— begin Dataset entries —

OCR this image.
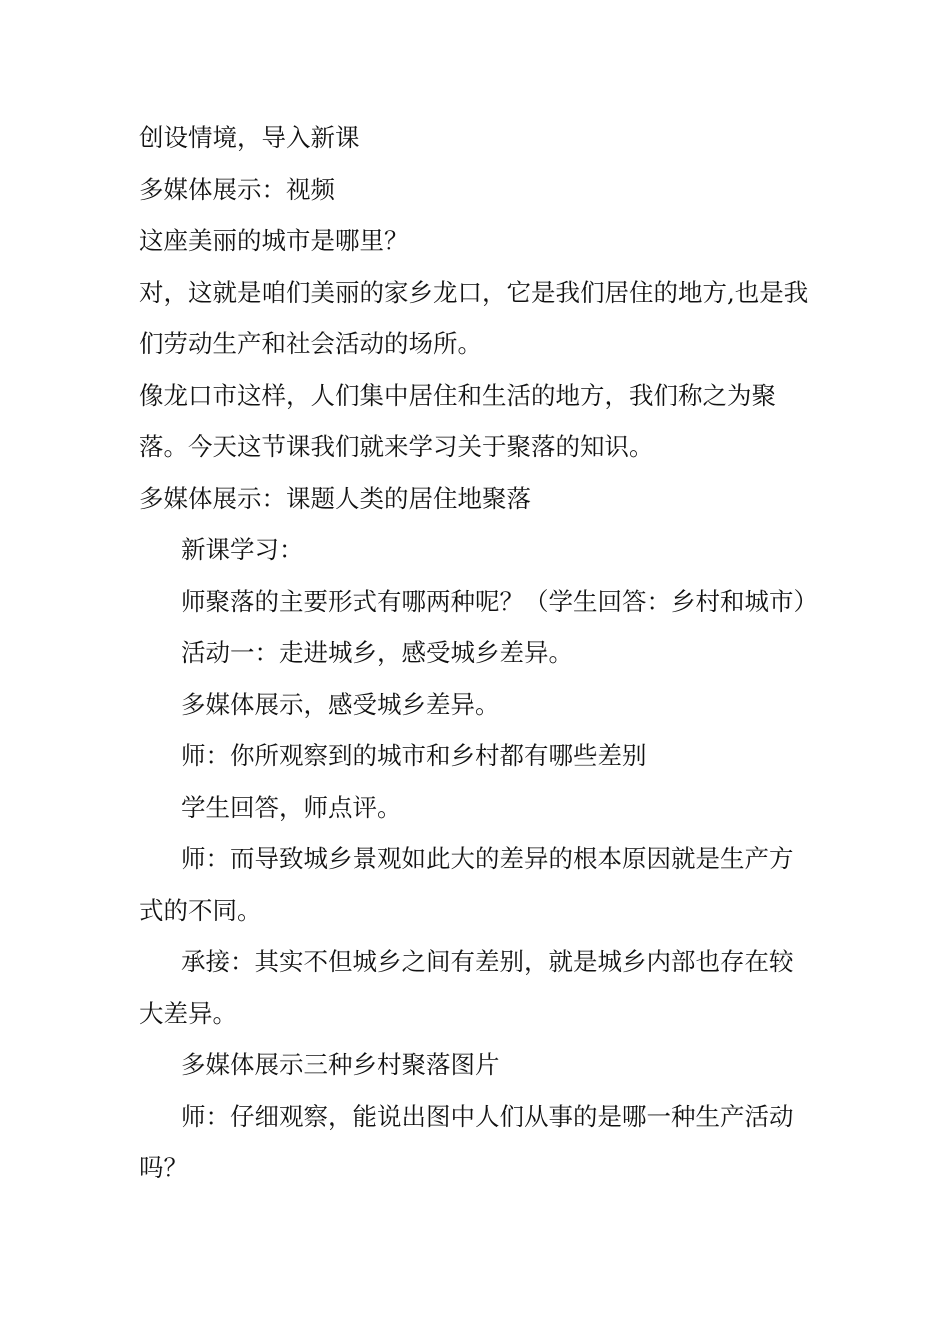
创设情境，导入新课

多媒体展示：视频

这座美丽的城市是哪里？

对，这就是咱们美丽的家乡龙口，它是我们居住的地方,也是我们劳动生产和社会活动的场所。

像龙口市这样，人们集中居住和生活的地方，我们称之为聚落。今天这节课我们就来学习关于聚落的知识。

多媒体展示：课题人类的居住地聚落

新课学习：

师聚落的主要形式有哪两种呢？（学生回答：乡村和城市）

活动一：走进城乡，感受城乡差异。

多媒体展示，感受城乡差异。

师：你所观察到的城市和乡村都有哪些差别

学生回答，师点评。

师：而导致城乡景观如此大的差异的根本原因就是生产方式的不同。

承接：其实不但城乡之间有差别，就是城乡内部也存在较大差异。

多媒体展示三种乡村聚落图片

师：仔细观察，能说出图中人们从事的是哪一种生产活动吗？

— end Dataset entries —

Working from the lines above, reproduce the material exactly and exclude its pictures.

OCR this image.
创设情境，导入新课

多媒体展示：视频

这座美丽的城市是哪里？

对，这就是咱们美丽的家乡龙口，它是我们居住的地方,也是我们劳动生产和社会活动的场所。

像龙口市这样，人们集中居住和生活的地方，我们称之为聚落。今天这节课我们就来学习关于聚落的知识。

多媒体展示：课题人类的居住地聚落

新课学习：

师聚落的主要形式有哪两种呢？（学生回答：乡村和城市）

活动一：走进城乡，感受城乡差异。

多媒体展示，感受城乡差异。

师：你所观察到的城市和乡村都有哪些差别

学生回答，师点评。

师：而导致城乡景观如此大的差异的根本原因就是生产方式的不同。

承接：其实不但城乡之间有差别，就是城乡内部也存在较大差异。

多媒体展示三种乡村聚落图片

师：仔细观察，能说出图中人们从事的是哪一种生产活动吗？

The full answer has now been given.